[Start of DATASET RECORDS]

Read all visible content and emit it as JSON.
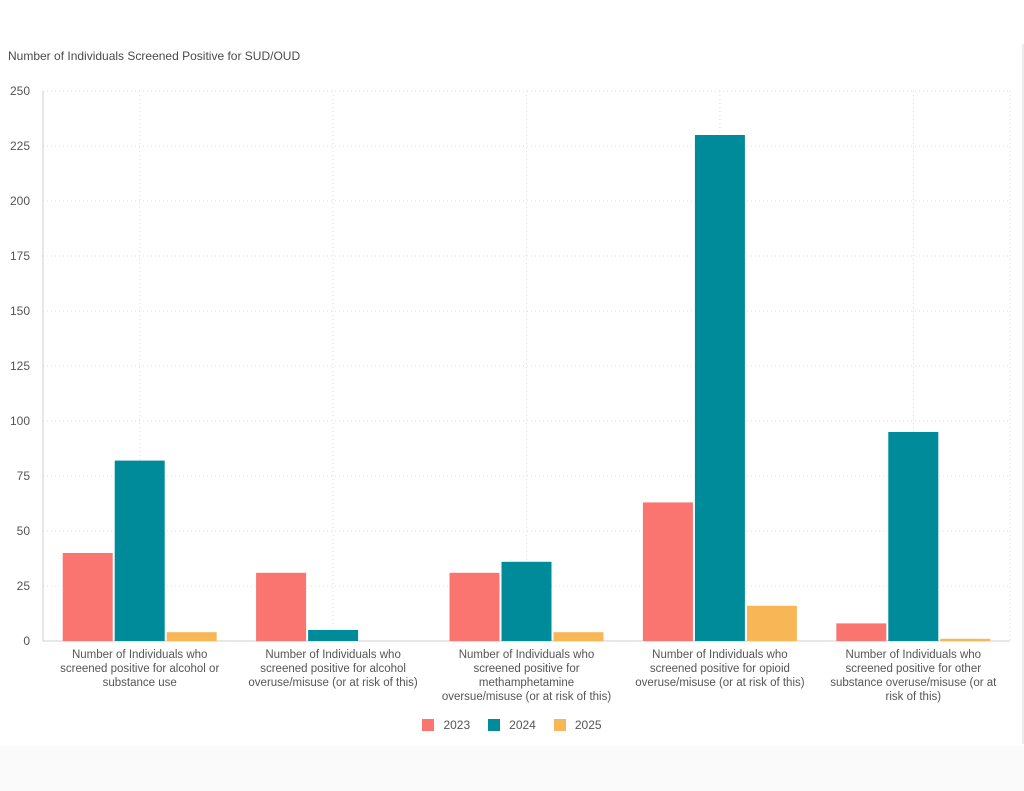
{
  "chart_data": {
    "type": "bar",
    "title": "Number of Individuals Screened Positive for SUD/OUD",
    "categories": [
      [
        "Number of Individuals who",
        "screened positive for alcohol or",
        "substance use"
      ],
      [
        "Number of Individuals who",
        "screened positive for alcohol",
        "overuse/misuse (or at risk of this)"
      ],
      [
        "Number of Individuals who",
        "screened positive for",
        "methamphetamine",
        "oversue/misuse (or at risk of this)"
      ],
      [
        "Number of Individuals who",
        "screened positive for opioid",
        "overuse/misuse (or at risk of this)"
      ],
      [
        "Number of Individuals who",
        "screened positive for other",
        "substance overuse/misuse (or at",
        "risk of this)"
      ]
    ],
    "series": [
      {
        "name": "2023",
        "color": "#fa7470",
        "values": [
          40,
          31,
          31,
          63,
          8
        ]
      },
      {
        "name": "2024",
        "color": "#008b9b",
        "values": [
          82,
          5,
          36,
          230,
          95
        ]
      },
      {
        "name": "2025",
        "color": "#f8b657",
        "values": [
          4,
          0,
          4,
          16,
          1
        ]
      }
    ],
    "ylim": [
      0,
      250
    ],
    "yticks": [
      "0",
      "25",
      "50",
      "75",
      "100",
      "125",
      "150",
      "175",
      "200",
      "225",
      "250"
    ],
    "grid": true,
    "legend_position": "bottom-center"
  }
}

[End of DATASET RECORDS]

Reproduce the material in full, word for word, and omit the pictures.

# COMPLETED TASK
Read all visible content and emit it as JSON.
{
  "chart_data": {
    "type": "bar",
    "title": "Number of Individuals Screened Positive for SUD/OUD",
    "categories": [
      [
        "Number of Individuals who",
        "screened positive for alcohol or",
        "substance use"
      ],
      [
        "Number of Individuals who",
        "screened positive for alcohol",
        "overuse/misuse (or at risk of this)"
      ],
      [
        "Number of Individuals who",
        "screened positive for",
        "methamphetamine",
        "oversue/misuse (or at risk of this)"
      ],
      [
        "Number of Individuals who",
        "screened positive for opioid",
        "overuse/misuse (or at risk of this)"
      ],
      [
        "Number of Individuals who",
        "screened positive for other",
        "substance overuse/misuse (or at",
        "risk of this)"
      ]
    ],
    "series": [
      {
        "name": "2023",
        "color": "#fa7470",
        "values": [
          40,
          31,
          31,
          63,
          8
        ]
      },
      {
        "name": "2024",
        "color": "#008b9b",
        "values": [
          82,
          5,
          36,
          230,
          95
        ]
      },
      {
        "name": "2025",
        "color": "#f8b657",
        "values": [
          4,
          0,
          4,
          16,
          1
        ]
      }
    ],
    "ylim": [
      0,
      250
    ],
    "yticks": [
      "0",
      "25",
      "50",
      "75",
      "100",
      "125",
      "150",
      "175",
      "200",
      "225",
      "250"
    ],
    "grid": true,
    "legend_position": "bottom-center"
  }
}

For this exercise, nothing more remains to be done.